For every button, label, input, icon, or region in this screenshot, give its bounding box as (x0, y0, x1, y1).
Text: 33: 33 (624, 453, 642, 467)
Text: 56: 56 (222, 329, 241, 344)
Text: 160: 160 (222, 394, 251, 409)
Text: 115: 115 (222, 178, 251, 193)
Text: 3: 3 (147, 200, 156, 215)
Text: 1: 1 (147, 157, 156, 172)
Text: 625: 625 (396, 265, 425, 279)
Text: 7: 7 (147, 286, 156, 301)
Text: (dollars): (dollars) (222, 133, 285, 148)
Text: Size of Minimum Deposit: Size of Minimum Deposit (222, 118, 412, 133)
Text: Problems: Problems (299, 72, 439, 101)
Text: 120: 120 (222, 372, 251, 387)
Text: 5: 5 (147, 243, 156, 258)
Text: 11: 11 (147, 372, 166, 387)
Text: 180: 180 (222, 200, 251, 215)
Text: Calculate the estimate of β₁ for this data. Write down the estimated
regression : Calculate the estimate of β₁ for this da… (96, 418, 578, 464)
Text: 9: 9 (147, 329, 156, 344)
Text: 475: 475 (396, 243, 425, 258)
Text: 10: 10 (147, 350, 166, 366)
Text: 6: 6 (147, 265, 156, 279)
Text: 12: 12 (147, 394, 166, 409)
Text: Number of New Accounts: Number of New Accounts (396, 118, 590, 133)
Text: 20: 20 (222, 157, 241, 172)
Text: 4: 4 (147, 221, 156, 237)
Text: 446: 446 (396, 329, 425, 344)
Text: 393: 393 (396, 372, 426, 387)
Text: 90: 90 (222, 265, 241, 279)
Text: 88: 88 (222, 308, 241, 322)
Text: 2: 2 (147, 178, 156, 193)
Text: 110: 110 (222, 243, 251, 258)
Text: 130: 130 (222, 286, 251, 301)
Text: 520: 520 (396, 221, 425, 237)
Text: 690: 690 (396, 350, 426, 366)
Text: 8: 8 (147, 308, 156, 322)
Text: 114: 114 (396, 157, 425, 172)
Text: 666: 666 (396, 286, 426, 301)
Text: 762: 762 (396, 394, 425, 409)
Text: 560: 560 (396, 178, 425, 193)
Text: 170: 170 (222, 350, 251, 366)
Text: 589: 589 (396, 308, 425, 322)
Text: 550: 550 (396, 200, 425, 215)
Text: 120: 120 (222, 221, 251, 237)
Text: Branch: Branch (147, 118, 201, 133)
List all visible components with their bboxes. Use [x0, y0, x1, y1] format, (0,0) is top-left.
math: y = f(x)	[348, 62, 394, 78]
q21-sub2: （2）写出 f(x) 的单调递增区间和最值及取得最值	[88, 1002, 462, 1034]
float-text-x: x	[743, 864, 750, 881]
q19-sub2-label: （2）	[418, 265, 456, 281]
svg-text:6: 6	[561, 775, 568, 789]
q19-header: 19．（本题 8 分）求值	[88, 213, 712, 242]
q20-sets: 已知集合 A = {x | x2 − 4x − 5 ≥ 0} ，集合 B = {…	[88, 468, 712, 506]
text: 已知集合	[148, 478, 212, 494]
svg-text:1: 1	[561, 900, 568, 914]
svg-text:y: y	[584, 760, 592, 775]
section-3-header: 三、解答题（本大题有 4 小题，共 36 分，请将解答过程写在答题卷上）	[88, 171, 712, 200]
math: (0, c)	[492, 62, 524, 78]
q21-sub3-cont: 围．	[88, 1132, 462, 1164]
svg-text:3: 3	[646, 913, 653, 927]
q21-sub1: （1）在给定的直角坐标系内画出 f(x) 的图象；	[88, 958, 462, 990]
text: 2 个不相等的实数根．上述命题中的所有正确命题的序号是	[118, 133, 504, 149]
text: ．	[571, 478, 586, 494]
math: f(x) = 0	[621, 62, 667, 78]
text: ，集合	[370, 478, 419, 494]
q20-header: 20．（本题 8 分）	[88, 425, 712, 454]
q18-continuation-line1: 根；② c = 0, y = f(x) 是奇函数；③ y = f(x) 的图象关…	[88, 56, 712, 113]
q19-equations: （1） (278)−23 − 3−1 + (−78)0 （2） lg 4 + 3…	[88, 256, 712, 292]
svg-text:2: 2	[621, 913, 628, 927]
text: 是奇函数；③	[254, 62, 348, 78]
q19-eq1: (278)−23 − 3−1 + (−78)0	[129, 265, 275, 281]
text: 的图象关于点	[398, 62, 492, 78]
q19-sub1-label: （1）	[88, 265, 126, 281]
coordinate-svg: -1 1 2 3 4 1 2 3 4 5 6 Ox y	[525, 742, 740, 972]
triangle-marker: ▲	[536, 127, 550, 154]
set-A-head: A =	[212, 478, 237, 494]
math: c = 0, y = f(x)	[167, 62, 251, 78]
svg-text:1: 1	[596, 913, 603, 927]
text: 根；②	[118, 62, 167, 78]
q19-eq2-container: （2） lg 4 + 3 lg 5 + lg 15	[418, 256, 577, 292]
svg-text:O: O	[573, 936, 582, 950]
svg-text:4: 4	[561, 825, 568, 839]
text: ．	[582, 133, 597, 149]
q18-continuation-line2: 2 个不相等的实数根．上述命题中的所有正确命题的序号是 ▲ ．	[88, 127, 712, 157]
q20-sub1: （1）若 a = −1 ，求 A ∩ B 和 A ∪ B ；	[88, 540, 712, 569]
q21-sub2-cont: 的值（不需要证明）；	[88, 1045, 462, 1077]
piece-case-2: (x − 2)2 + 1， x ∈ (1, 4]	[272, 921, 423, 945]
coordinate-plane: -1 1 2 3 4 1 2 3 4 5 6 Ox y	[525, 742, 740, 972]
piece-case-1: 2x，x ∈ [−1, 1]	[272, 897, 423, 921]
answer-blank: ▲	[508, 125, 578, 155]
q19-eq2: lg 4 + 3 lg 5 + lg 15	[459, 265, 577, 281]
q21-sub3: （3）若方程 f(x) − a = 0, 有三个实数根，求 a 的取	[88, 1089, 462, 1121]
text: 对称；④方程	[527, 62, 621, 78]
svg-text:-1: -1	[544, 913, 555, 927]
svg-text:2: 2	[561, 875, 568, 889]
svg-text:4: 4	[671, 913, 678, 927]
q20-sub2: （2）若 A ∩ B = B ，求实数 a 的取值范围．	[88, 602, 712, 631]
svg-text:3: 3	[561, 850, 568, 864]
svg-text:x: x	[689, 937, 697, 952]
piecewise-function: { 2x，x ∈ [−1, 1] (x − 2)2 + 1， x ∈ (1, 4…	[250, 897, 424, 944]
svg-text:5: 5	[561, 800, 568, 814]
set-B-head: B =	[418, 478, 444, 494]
——
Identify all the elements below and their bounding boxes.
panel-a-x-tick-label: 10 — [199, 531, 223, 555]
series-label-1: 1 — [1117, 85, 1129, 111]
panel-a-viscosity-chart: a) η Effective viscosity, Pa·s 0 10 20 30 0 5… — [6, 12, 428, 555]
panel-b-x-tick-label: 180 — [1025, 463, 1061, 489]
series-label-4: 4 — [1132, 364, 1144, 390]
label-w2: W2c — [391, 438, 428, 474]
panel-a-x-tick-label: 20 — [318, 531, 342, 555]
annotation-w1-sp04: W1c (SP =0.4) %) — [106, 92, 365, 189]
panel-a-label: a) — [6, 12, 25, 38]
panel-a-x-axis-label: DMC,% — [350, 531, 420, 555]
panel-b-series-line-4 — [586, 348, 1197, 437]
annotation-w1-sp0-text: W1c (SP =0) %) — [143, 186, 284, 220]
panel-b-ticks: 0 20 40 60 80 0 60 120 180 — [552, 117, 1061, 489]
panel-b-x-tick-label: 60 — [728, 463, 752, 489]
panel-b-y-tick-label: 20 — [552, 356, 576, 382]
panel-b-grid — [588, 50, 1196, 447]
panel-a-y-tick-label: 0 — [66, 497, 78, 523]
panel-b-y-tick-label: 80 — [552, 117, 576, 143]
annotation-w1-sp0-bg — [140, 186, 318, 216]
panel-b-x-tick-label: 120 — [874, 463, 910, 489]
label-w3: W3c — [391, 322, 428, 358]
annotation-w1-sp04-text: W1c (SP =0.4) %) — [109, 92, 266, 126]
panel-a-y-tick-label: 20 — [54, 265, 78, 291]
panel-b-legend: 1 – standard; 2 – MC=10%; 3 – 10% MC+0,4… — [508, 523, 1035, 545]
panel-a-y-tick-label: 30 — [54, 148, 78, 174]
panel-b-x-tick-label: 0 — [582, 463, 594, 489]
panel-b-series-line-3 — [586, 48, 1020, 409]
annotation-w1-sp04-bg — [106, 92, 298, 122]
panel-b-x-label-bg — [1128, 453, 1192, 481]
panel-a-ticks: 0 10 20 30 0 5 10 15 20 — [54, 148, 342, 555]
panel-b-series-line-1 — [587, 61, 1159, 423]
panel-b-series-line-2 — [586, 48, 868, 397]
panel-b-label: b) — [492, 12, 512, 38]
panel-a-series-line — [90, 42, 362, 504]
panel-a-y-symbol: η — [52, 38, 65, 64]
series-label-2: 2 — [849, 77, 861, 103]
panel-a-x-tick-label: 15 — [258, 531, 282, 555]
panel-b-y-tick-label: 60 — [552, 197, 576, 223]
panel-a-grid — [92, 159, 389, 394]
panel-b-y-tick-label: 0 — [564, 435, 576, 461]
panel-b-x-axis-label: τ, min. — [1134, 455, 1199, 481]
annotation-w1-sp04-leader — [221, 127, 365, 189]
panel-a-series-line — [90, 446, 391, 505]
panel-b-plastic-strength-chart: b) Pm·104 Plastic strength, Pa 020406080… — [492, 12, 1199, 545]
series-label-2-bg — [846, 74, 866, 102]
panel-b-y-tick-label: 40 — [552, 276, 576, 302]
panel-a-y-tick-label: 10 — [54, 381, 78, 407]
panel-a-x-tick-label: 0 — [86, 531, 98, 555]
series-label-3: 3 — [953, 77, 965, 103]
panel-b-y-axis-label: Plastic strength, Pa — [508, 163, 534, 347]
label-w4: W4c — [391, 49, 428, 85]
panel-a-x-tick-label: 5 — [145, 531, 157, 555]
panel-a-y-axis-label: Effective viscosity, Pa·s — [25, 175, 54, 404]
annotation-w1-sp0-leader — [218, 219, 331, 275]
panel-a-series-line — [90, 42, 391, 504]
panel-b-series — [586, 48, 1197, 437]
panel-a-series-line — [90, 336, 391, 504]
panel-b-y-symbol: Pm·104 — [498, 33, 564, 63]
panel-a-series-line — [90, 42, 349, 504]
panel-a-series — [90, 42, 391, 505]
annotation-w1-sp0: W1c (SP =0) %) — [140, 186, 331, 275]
——
## The exercise
Turn the records from the line containing "Identify all the" through the line containing "panel-a-x-tick-label: 15 —" into a JSON list of strings, one string per line and including both of those lines. Leave out any blank lines.

## The completed task
[
  "Identify all the elements below and their bounding boxes.",
  "panel-a-x-tick-label: 10 — [199, 531, 223, 555]",
  "series-label-1: 1 — [1117, 85, 1129, 111]",
  "panel-a-viscosity-chart: a) η Effective viscosity, Pa·s 0 10 20 30 0 5… — [6, 12, 428, 555]",
  "panel-b-x-tick-label: 180 — [1025, 463, 1061, 489]",
  "series-label-4: 4 — [1132, 364, 1144, 390]",
  "label-w2: W2c — [391, 438, 428, 474]",
  "panel-a-x-tick-label: 20 — [318, 531, 342, 555]",
  "annotation-w1-sp04: W1c (SP =0.4) %) — [106, 92, 365, 189]",
  "panel-a-label: a) — [6, 12, 25, 38]",
  "panel-a-x-axis-label: DMC,% — [350, 531, 420, 555]",
  "panel-b-series-line-4 — [586, 348, 1197, 437]",
  "annotation-w1-sp0-text: W1c (SP =0) %) — [143, 186, 284, 220]",
  "panel-b-ticks: 0 20 40 60 80 0 60 120 180 — [552, 117, 1061, 489]",
  "panel-b-x-tick-label: 60 — [728, 463, 752, 489]",
  "panel-b-y-tick-label: 20 — [552, 356, 576, 382]",
  "panel-b-grid — [588, 50, 1196, 447]",
  "panel-a-y-tick-label: 0 — [66, 497, 78, 523]",
  "panel-b-y-tick-label: 80 — [552, 117, 576, 143]",
  "annotation-w1-sp0-bg — [140, 186, 318, 216]",
  "panel-b-x-tick-label: 120 — [874, 463, 910, 489]",
  "label-w3: W3c — [391, 322, 428, 358]",
  "annotation-w1-sp04-text: W1c (SP =0.4) %) — [109, 92, 266, 126]",
  "panel-a-y-tick-label: 20 — [54, 265, 78, 291]",
  "panel-b-legend: 1 – standard; 2 – MC=10%; 3 – 10% MC+0,4… — [508, 523, 1035, 545]",
  "panel-a-y-tick-label: 30 — [54, 148, 78, 174]",
  "panel-b-x-tick-label: 0 — [582, 463, 594, 489]",
  "panel-b-series-line-3 — [586, 48, 1020, 409]",
  "annotation-w1-sp04-bg — [106, 92, 298, 122]",
  "panel-b-x-label-bg — [1128, 453, 1192, 481]",
  "panel-a-ticks: 0 10 20 30 0 5 10 15 20 — [54, 148, 342, 555]",
  "panel-b-series-line-1 — [587, 61, 1159, 423]",
  "panel-b-series-line-2 — [586, 48, 868, 397]",
  "panel-b-label: b) — [492, 12, 512, 38]",
  "panel-a-series-line — [90, 42, 362, 504]",
  "panel-a-y-symbol: η — [52, 38, 65, 64]",
  "series-label-2: 2 — [849, 77, 861, 103]",
  "panel-a-x-tick-label: 15 — [258, 531, 282, 555]"
]